Exercise instructions =>
a) Rewrite the part of the FRS 105 passage between "Transactions such as" and "under FRS 102.", inclusive, changing "profit and loss account" to "income statement".
b) Please say whether each statement agrees with the FRS 105 passage, answering yes or no and quoting the words that decide it: (i) FRS 105 gives micro-entities a choice of accounting policies. (ii) Under FRS 105, development costs have to be written off to the profit and loss account. (iii) FRS 105 may not suit every micro-entity client.
c) Carry on writing the FRS 105 passage from the point where it stops.

Excerpted passage =>
>>

FRS 105 is the least complex standard of UK GAAP due to its target audience and contains a number of simplifications in comparison to FRS 102.  At the outset, this may seem like a no-brainer for a micro-entity client that meets the eligibility criteria to use FRS 105, but regard must be had to client-specific issues because while FRS 105 may be suitable for the vast majority of micro-entity clients, including micro-entity LLPs, it will not be suitable for them all.  The message, certainly from some of the professional bodies, is to consider FRS 105 on a case-by-case basis.  Some (but not all) of the key technical points that are encountered in practice where micro-entity clients and FRS 105 are concerned are as follows:

Accounting policy choices

One of the most notable features of FRS 105 is that it offers no accounting policy choices to micro-entities.  In developing FRS 105, the Financial Reporting Council (FRC) concluded that allowing accounting policy choices for micro-entities would add complexity for preparers and would cause confusion for the users due to the lack of detail in the formats of the financial statements and lack of supporting disclosures.

Transactions such as development costs and borrowing costs must therefore be written off to the profit and loss account.  They cannot be capitalised on the balance sheet as capitalisation of such costs is an accounting policy choice.  Where a micro-entity wishes to capitalise borrowing or development costs (which, in practice, is not significantly common), they will have to report under FRS 102.

<<

Material =>
>>

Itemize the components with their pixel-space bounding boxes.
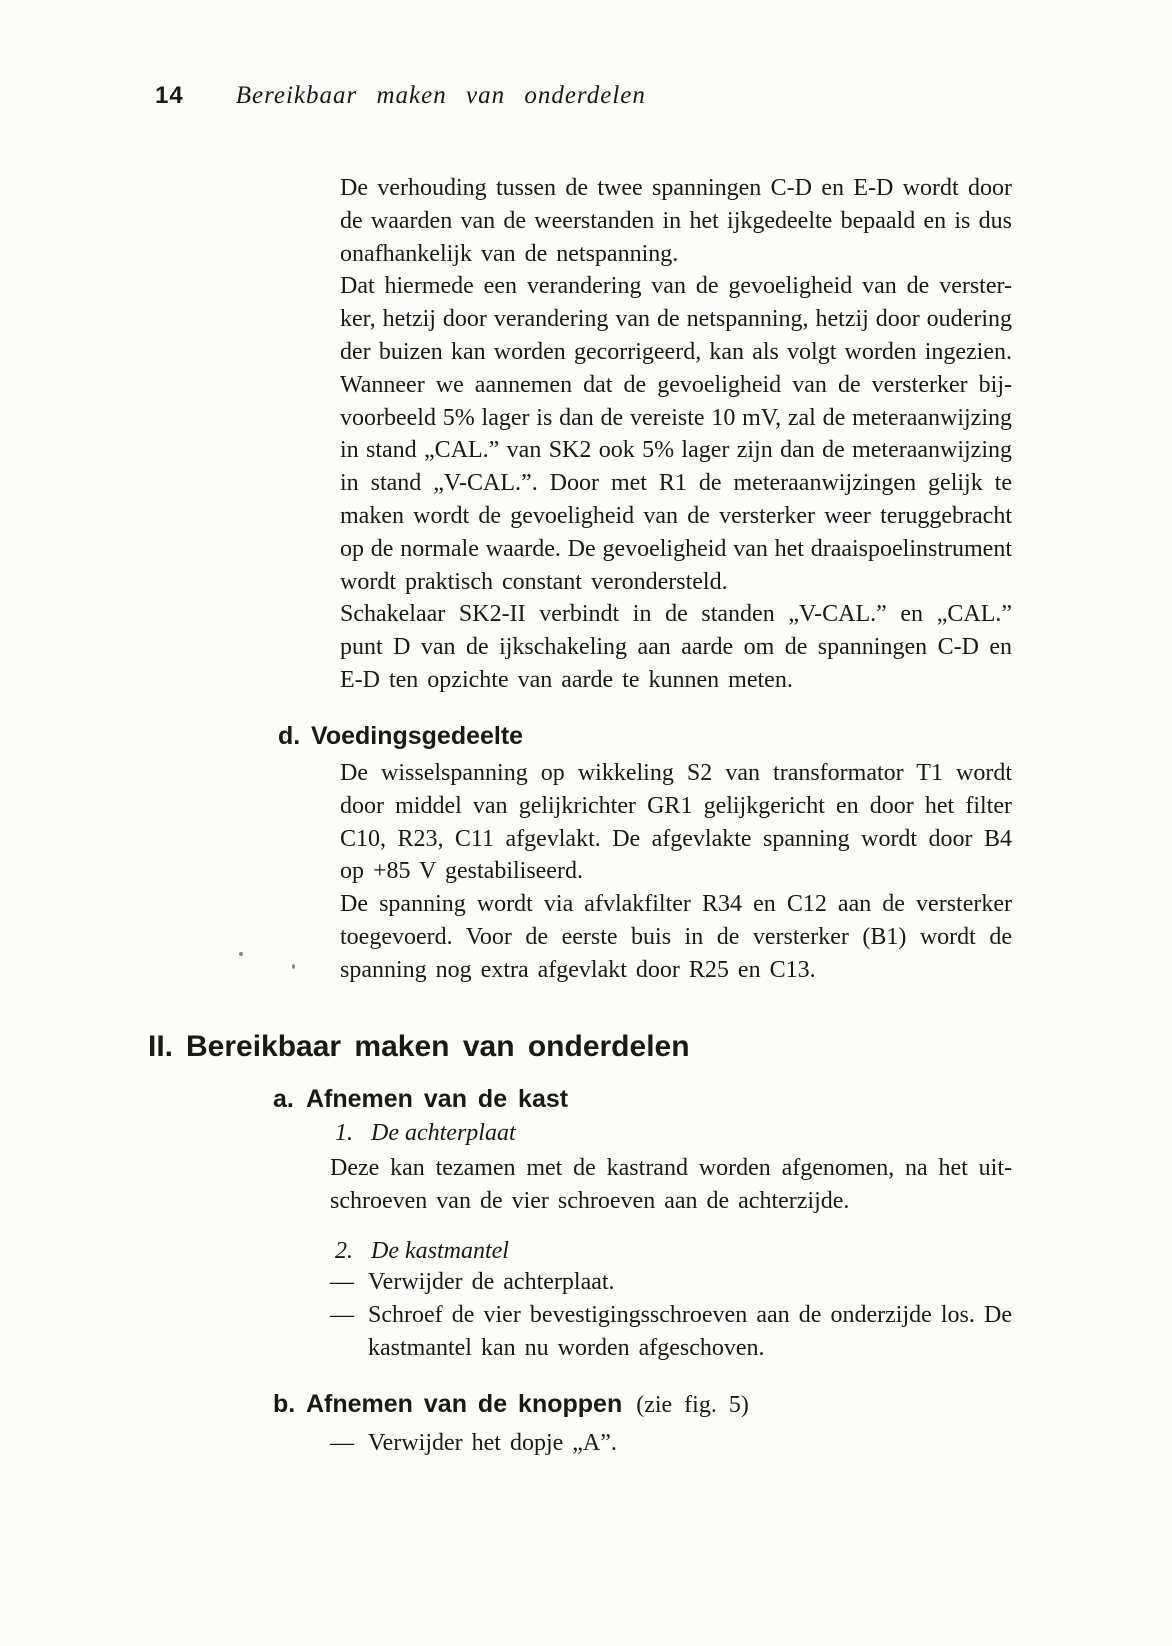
body-line: ker, hetzij door verandering van de nets… [340,303,1012,336]
section-b-bullet: — Verwijder het dopje „A”. [330,1427,1012,1460]
bullet-item: — Verwijder de achterplaat. [330,1266,1012,1299]
section-b-title-suffix: (zie fig. 5) [636,1392,749,1419]
body-line: Verwijder de achterplaat. [368,1266,1012,1299]
body-line: in stand „CAL.” van SK2 ook 5% lager zij… [340,434,1012,467]
body-line: Schroef de vier bevestigingsschroeven aa… [368,1299,1012,1332]
dash-marker: — [330,1427,368,1460]
section-b-title: Afnemen van de knoppen [306,1390,622,1419]
body-line: Wanneer we aannemen dat de gevoeligheid … [340,369,1012,402]
document-page: 14 Bereikbaar maken van onderdelen De ve… [0,0,1172,1646]
section-b-label: b. [273,1390,306,1419]
body-line: Schakelaar SK2-II verbindt in de standen… [340,598,1012,631]
body-line: spanning nog extra afgevlakt door R25 en… [340,954,1012,987]
body-line: maken wordt de gevoeligheid van de verst… [340,500,1012,533]
body-line: wordt praktisch constant verondersteld. [340,566,1012,599]
item-2-number: 2. [335,1238,371,1265]
scan-speck [239,952,243,956]
chapter-2-title: Bereikbaar maken van onderdelen [186,1030,690,1064]
section-d-paragraph-1: De wisselspanning op wikkeling S2 van tr… [340,757,1012,888]
page-number: 14 [155,82,184,110]
body-line: kastmantel kan nu worden afgeschoven. [368,1332,1012,1365]
bullet-item: — Schroef de vier bevestigingsschroeven … [330,1299,1012,1365]
body-line: de waarden van de weerstanden in het ijk… [340,205,1012,238]
body-line: in stand „V-CAL.”. Door met R1 de metera… [340,467,1012,500]
item-1-number: 1. [335,1120,371,1147]
section-b-heading: b. Afnemen van de knoppen (zie fig. 5) [273,1390,749,1419]
body-line: Deze kan tezamen met de kastrand worden … [330,1152,1012,1185]
section-d-label: d. [278,722,311,751]
body-line: punt D van de ijkschakeling aan aarde om… [340,631,1012,664]
body-line: voorbeeld 5% lager is dan de vereiste 10… [340,402,1012,435]
item-2-title: De kastmantel [371,1238,509,1265]
body-line: toegevoerd. Voor de eerste buis in de ve… [340,921,1012,954]
section-d-paragraph-2: De spanning wordt via afvlakfilter R34 e… [340,888,1012,986]
item-1-subhead: 1. De achterplaat [335,1120,516,1147]
section-a-label: a. [273,1085,306,1114]
body-line: door middel van gelijkrichter GR1 gelijk… [340,790,1012,823]
body-line: De verhouding tussen de twee spanningen … [340,172,1012,205]
intro-paragraphs: De verhouding tussen de twee spanningen … [340,172,1012,697]
section-a-heading: a. Afnemen van de kast [273,1085,568,1114]
scan-speck [292,964,295,969]
body-line: der buizen kan worden gecorrigeerd, kan … [340,336,1012,369]
section-d-title: Voedingsgedeelte [311,722,523,751]
body-line: op +85 V gestabiliseerd. [340,855,1012,888]
item-2-bullets: — Verwijder de achterplaat. — Schroef de… [330,1266,1012,1364]
body-line: E-D ten opzichte van aarde te kunnen met… [340,664,1012,697]
item-2-subhead: 2. De kastmantel [335,1238,509,1265]
dash-marker: — [330,1299,368,1332]
chapter-2-heading: II. Bereikbaar maken van onderdelen [148,1030,690,1064]
body-line: De spanning wordt via afvlakfilter R34 e… [340,888,1012,921]
section-d-heading: d. Voedingsgedeelte [278,722,523,751]
running-header: 14 Bereikbaar maken van onderdelen [155,82,646,110]
bullet-item: — Verwijder het dopje „A”. [330,1427,1012,1460]
section-a-title: Afnemen van de kast [306,1085,568,1114]
body-line: op de normale waarde. De gevoeligheid va… [340,533,1012,566]
body-line: C10, R23, C11 afgevlakt. De afgevlakte s… [340,823,1012,856]
body-line: De wisselspanning op wikkeling S2 van tr… [340,757,1012,790]
chapter-2-label: II. [148,1030,186,1064]
body-line: Dat hiermede een verandering van de gevo… [340,270,1012,303]
body-line: onafhankelijk van de netspanning. [340,238,1012,271]
dash-marker: — [330,1266,368,1299]
body-line: Verwijder het dopje „A”. [368,1427,1012,1460]
item-1-paragraph: Deze kan tezamen met de kastrand worden … [330,1152,1012,1218]
item-1-title: De achterplaat [371,1120,516,1147]
body-line: schroeven van de vier schroeven aan de a… [330,1185,1012,1218]
running-title: Bereikbaar maken van onderdelen [236,82,646,110]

<<

Replies =>
a)
Transactions such as development costs and borrowing costs must therefore be written off to the income statement.  They cannot be capitalised on the balance sheet as capitalisation of such costs is an accounting policy choice.  Where a micro-entity wishes to capitalise borrowing or development costs (which, in practice, is not significantly common), they will have to report under FRS 102.

b)
(i) No: "it offers no accounting policy choices to micro-entities"
(ii) Yes: "Transactions such as development costs and borrowing costs must therefore be written off to the profit and loss account."
(iii) Yes: "it will not be suitable for them all"

c)
Fair value and revaluation amounts

FRS 105 does not allow the application of the fair value or alternative accounting rules found in the Companies Act 2006.  Therefore, a micro-entity is unable to measure any assets at revaluation or at fair value and hence a revaluation reserve should never be presented in a micro-entity’s balance sheet (all revaluation or fair value amounts used under previous UK GAAP must have been removed on transition to FRS 105).  Many practitioners have queried as to whether they are able to use a previous UK GAAP revaluation as deemed cost and then measure the asset using the historical cost accounting rules.  This is not possible as the asset has to be measured at cost (purchase price or production cost according to the Companies Act 2006) less depreciation less any impairment. As previous revaluation amounts are not the purchase price or production cost, the use of a previous UK GAAP revaluation would be inconsistent with the law.

Disclosure notes

The significantly reduced disclosure regime found in FRS 105 is proving to show a split in those practitioners which favour it and those which do not.  There are four disclosure requirements under FRS 105 (two of which have recently been introduced as part of the FRC’s triennial review) as follows:

  • Advances, credit and guarantees granted to directors as required by section 413 of the Companies Act 2006.
  • Financial commitments, guarantees and contingencies as required by Regulation 5A of, and paragraph 57 of Part 3 of Schedule 1 to, the Small Companies Regulations.

The additional disclosures which should be included in micro-entity’s financial statements for periods commencing on or after 1 January 2017 (note the effective from date is sooner than the other amendments arising as part of the triennial review) are:

  • Average number of employees; and
  • Off-balance sheet arrangements.

The disclosures are shown at the foot of the balance sheet; they are not presented as a separate section of the financial statements as is the case with small companies reporting under FRS 102, Section 1A.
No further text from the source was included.